• [Required work]: Reproduce the material in full, unchanged.

+ + + +

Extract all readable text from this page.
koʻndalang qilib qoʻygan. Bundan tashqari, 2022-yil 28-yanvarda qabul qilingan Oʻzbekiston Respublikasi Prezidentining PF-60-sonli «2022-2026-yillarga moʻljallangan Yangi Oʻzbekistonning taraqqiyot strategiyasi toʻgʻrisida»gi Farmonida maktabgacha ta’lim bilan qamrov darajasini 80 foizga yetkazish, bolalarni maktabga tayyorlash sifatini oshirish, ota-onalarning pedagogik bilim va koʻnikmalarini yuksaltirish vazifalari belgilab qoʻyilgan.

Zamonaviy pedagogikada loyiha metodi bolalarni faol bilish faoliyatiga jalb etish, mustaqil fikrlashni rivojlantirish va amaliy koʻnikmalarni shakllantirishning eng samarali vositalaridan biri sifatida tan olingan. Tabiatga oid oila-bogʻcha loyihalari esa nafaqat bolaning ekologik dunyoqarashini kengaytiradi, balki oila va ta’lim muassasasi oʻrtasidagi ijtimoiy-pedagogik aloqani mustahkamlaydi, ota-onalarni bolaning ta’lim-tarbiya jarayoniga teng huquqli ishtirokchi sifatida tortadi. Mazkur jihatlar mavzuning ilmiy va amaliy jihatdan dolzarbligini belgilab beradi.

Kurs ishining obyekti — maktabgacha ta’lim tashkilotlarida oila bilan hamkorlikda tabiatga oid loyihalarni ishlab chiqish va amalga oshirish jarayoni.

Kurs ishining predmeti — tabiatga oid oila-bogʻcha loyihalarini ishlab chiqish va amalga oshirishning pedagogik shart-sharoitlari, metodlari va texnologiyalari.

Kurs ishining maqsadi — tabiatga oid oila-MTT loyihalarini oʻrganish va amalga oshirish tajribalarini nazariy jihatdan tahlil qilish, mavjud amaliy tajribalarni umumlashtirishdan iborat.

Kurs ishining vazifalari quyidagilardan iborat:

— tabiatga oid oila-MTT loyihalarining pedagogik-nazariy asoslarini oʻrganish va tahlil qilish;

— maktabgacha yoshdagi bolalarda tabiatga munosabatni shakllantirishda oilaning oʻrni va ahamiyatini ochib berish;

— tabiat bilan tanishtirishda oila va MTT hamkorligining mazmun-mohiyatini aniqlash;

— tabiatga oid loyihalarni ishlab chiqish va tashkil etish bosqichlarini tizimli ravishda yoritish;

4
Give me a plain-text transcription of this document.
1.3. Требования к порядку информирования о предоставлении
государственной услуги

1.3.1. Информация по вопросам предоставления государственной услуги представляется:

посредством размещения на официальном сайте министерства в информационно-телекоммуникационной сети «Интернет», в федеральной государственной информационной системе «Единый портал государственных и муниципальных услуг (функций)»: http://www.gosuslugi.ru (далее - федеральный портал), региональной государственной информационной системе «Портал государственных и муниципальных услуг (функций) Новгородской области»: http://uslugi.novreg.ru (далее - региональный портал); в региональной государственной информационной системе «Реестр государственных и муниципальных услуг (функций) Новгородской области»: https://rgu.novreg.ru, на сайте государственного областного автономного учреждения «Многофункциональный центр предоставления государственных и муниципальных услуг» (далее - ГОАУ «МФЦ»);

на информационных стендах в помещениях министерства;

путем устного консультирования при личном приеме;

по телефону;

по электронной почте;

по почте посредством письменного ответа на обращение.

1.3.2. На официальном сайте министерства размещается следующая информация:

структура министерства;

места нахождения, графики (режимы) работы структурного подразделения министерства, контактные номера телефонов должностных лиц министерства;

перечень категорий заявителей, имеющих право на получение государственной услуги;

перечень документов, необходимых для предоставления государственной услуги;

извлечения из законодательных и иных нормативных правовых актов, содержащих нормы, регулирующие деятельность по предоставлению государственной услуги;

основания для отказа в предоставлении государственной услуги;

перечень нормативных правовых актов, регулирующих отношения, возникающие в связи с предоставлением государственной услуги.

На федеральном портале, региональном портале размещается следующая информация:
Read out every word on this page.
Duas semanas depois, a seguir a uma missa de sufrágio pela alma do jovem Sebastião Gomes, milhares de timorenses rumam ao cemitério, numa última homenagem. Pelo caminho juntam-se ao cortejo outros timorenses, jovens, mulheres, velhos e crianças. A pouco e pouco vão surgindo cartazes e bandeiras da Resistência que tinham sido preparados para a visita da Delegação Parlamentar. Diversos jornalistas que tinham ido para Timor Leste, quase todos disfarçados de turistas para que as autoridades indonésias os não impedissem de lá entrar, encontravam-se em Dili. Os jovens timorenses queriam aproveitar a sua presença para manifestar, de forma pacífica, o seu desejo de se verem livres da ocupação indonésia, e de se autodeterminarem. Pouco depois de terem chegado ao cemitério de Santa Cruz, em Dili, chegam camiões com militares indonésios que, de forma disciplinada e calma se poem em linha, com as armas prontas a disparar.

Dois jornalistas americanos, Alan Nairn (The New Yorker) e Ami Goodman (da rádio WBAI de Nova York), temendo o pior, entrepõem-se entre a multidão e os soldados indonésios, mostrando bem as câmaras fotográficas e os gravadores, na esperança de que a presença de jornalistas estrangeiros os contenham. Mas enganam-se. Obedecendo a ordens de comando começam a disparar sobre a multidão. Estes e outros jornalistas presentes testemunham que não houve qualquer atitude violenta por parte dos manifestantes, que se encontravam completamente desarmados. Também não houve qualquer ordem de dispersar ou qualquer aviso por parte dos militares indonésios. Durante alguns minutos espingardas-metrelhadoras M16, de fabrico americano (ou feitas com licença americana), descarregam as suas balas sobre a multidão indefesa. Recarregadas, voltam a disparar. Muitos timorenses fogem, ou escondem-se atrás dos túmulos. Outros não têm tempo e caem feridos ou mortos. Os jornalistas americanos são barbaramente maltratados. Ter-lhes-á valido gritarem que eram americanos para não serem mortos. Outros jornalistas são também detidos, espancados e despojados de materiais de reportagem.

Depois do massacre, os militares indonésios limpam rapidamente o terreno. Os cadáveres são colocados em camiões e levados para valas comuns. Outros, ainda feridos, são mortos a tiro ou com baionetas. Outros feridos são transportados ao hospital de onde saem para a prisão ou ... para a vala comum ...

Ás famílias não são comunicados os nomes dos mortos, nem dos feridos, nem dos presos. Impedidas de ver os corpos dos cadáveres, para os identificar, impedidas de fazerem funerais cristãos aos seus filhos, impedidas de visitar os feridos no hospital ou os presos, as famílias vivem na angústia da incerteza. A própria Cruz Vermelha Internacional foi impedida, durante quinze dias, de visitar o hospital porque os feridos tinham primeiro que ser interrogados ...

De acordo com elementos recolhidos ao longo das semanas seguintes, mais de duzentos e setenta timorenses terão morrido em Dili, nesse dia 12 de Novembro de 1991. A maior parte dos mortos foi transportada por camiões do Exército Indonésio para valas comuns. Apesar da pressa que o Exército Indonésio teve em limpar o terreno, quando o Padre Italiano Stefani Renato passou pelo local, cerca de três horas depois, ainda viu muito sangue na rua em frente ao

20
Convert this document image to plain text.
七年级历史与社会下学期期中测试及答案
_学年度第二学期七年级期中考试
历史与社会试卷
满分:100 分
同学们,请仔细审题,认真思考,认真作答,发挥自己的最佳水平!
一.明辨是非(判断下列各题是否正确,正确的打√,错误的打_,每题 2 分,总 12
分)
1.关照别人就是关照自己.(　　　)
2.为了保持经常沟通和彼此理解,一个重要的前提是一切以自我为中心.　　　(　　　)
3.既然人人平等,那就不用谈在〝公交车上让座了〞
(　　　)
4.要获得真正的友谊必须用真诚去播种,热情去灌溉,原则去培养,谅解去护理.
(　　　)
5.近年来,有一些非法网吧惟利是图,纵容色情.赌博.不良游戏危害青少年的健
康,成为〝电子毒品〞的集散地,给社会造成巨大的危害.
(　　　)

+ + + +

• [Output below]:
Extract all readable text from this page.
koʻndalang qilib qoʻygan. Bundan tashqari, 2022-yil 28-yanvarda qabul qilingan Oʻzbekiston Respublikasi Prezidentining PF-60-sonli «2022-2026-yillarga moʻljallangan Yangi Oʻzbekistonning taraqqiyot strategiyasi toʻgʻrisida»gi Farmonida maktabgacha ta’lim bilan qamrov darajasini 80 foizga yetkazish, bolalarni maktabga tayyorlash sifatini oshirish, ota-onalarning pedagogik bilim va koʻnikmalarini yuksaltirish vazifalari belgilab qoʻyilgan.

Zamonaviy pedagogikada loyiha metodi bolalarni faol bilish faoliyatiga jalb etish, mustaqil fikrlashni rivojlantirish va amaliy koʻnikmalarni shakllantirishning eng samarali vositalaridan biri sifatida tan olingan. Tabiatga oid oila-bogʻcha loyihalari esa nafaqat bolaning ekologik dunyoqarashini kengaytiradi, balki oila va ta’lim muassasasi oʻrtasidagi ijtimoiy-pedagogik aloqani mustahkamlaydi, ota-onalarni bolaning ta’lim-tarbiya jarayoniga teng huquqli ishtirokchi sifatida tortadi. Mazkur jihatlar mavzuning ilmiy va amaliy jihatdan dolzarbligini belgilab beradi.

Kurs ishining obyekti — maktabgacha ta’lim tashkilotlarida oila bilan hamkorlikda tabiatga oid loyihalarni ishlab chiqish va amalga oshirish jarayoni.

Kurs ishining predmeti — tabiatga oid oila-bogʻcha loyihalarini ishlab chiqish va amalga oshirishning pedagogik shart-sharoitlari, metodlari va texnologiyalari.

Kurs ishining maqsadi — tabiatga oid oila-MTT loyihalarini oʻrganish va amalga oshirish tajribalarini nazariy jihatdan tahlil qilish, mavjud amaliy tajribalarni umumlashtirishdan iborat.

Kurs ishining vazifalari quyidagilardan iborat:

— tabiatga oid oila-MTT loyihalarining pedagogik-nazariy asoslarini oʻrganish va tahlil qilish;

— maktabgacha yoshdagi bolalarda tabiatga munosabatni shakllantirishda oilaning oʻrni va ahamiyatini ochib berish;

— tabiat bilan tanishtirishda oila va MTT hamkorligining mazmun-mohiyatini aniqlash;

— tabiatga oid loyihalarni ishlab chiqish va tashkil etish bosqichlarini tizimli ravishda yoritish;

4
Give me a plain-text transcription of this document.
1.3. Требования к порядку информирования о предоставлении
государственной услуги

1.3.1. Информация по вопросам предоставления государственной услуги представляется:

посредством размещения на официальном сайте министерства в информационно-телекоммуникационной сети «Интернет», в федеральной государственной информационной системе «Единый портал государственных и муниципальных услуг (функций)»: http://www.gosuslugi.ru (далее - федеральный портал), региональной государственной информационной системе «Портал государственных и муниципальных услуг (функций) Новгородской области»: http://uslugi.novreg.ru (далее - региональный портал); в региональной государственной информационной системе «Реестр государственных и муниципальных услуг (функций) Новгородской области»: https://rgu.novreg.ru, на сайте государственного областного автономного учреждения «Многофункциональный центр предоставления государственных и муниципальных услуг» (далее - ГОАУ «МФЦ»);

на информационных стендах в помещениях министерства;

путем устного консультирования при личном приеме;

по телефону;

по электронной почте;

по почте посредством письменного ответа на обращение.

1.3.2. На официальном сайте министерства размещается следующая информация:

структура министерства;

места нахождения, графики (режимы) работы структурного подразделения министерства, контактные номера телефонов должностных лиц министерства;

перечень категорий заявителей, имеющих право на получение государственной услуги;

перечень документов, необходимых для предоставления государственной услуги;

извлечения из законодательных и иных нормативных правовых актов, содержащих нормы, регулирующие деятельность по предоставлению государственной услуги;

основания для отказа в предоставлении государственной услуги;

перечень нормативных правовых актов, регулирующих отношения, возникающие в связи с предоставлением государственной услуги.

На федеральном портале, региональном портале размещается следующая информация:
Read out every word on this page.
Duas semanas depois, a seguir a uma missa de sufrágio pela alma do jovem Sebastião Gomes, milhares de timorenses rumam ao cemitério, numa última homenagem. Pelo caminho juntam-se ao cortejo outros timorenses, jovens, mulheres, velhos e crianças. A pouco e pouco vão surgindo cartazes e bandeiras da Resistência que tinham sido preparados para a visita da Delegação Parlamentar. Diversos jornalistas que tinham ido para Timor Leste, quase todos disfarçados de turistas para que as autoridades indonésias os não impedissem de lá entrar, encontravam-se em Dili. Os jovens timorenses queriam aproveitar a sua presença para manifestar, de forma pacífica, o seu desejo de se verem livres da ocupação indonésia, e de se autodeterminarem. Pouco depois de terem chegado ao cemitério de Santa Cruz, em Dili, chegam camiões com militares indonésios que, de forma disciplinada e calma se poem em linha, com as armas prontas a disparar.

Dois jornalistas americanos, Alan Nairn (The New Yorker) e Ami Goodman (da rádio WBAI de Nova York), temendo o pior, entrepõem-se entre a multidão e os soldados indonésios, mostrando bem as câmaras fotográficas e os gravadores, na esperança de que a presença de jornalistas estrangeiros os contenham. Mas enganam-se. Obedecendo a ordens de comando começam a disparar sobre a multidão. Estes e outros jornalistas presentes testemunham que não houve qualquer atitude violenta por parte dos manifestantes, que se encontravam completamente desarmados. Também não houve qualquer ordem de dispersar ou qualquer aviso por parte dos militares indonésios. Durante alguns minutos espingardas-metrelhadoras M16, de fabrico americano (ou feitas com licença americana), descarregam as suas balas sobre a multidão indefesa. Recarregadas, voltam a disparar. Muitos timorenses fogem, ou escondem-se atrás dos túmulos. Outros não têm tempo e caem feridos ou mortos. Os jornalistas americanos são barbaramente maltratados. Ter-lhes-á valido gritarem que eram americanos para não serem mortos. Outros jornalistas são também detidos, espancados e despojados de materiais de reportagem.

Depois do massacre, os militares indonésios limpam rapidamente o terreno. Os cadáveres são colocados em camiões e levados para valas comuns. Outros, ainda feridos, são mortos a tiro ou com baionetas. Outros feridos são transportados ao hospital de onde saem para a prisão ou ... para a vala comum ...

Ás famílias não são comunicados os nomes dos mortos, nem dos feridos, nem dos presos. Impedidas de ver os corpos dos cadáveres, para os identificar, impedidas de fazerem funerais cristãos aos seus filhos, impedidas de visitar os feridos no hospital ou os presos, as famílias vivem na angústia da incerteza. A própria Cruz Vermelha Internacional foi impedida, durante quinze dias, de visitar o hospital porque os feridos tinham primeiro que ser interrogados ...

De acordo com elementos recolhidos ao longo das semanas seguintes, mais de duzentos e setenta timorenses terão morrido em Dili, nesse dia 12 de Novembro de 1991. A maior parte dos mortos foi transportada por camiões do Exército Indonésio para valas comuns. Apesar da pressa que o Exército Indonésio teve em limpar o terreno, quando o Padre Italiano Stefani Renato passou pelo local, cerca de três horas depois, ainda viu muito sangue na rua em frente ao

20
Convert this document image to plain text.
七年级历史与社会下学期期中测试及答案
_学年度第二学期七年级期中考试
历史与社会试卷
满分:100 分
同学们,请仔细审题,认真思考,认真作答,发挥自己的最佳水平!
一.明辨是非(判断下列各题是否正确,正确的打√,错误的打_,每题 2 分,总 12
分)
1.关照别人就是关照自己.(　　　)
2.为了保持经常沟通和彼此理解,一个重要的前提是一切以自我为中心.　　　(　　　)
3.既然人人平等,那就不用谈在〝公交车上让座了〞
(　　　)
4.要获得真正的友谊必须用真诚去播种,热情去灌溉,原则去培养,谅解去护理.
(　　　)
5.近年来,有一些非法网吧惟利是图,纵容色情.赌博.不良游戏危害青少年的健
康,成为〝电子毒品〞的集散地,给社会造成巨大的危害.
(　　　)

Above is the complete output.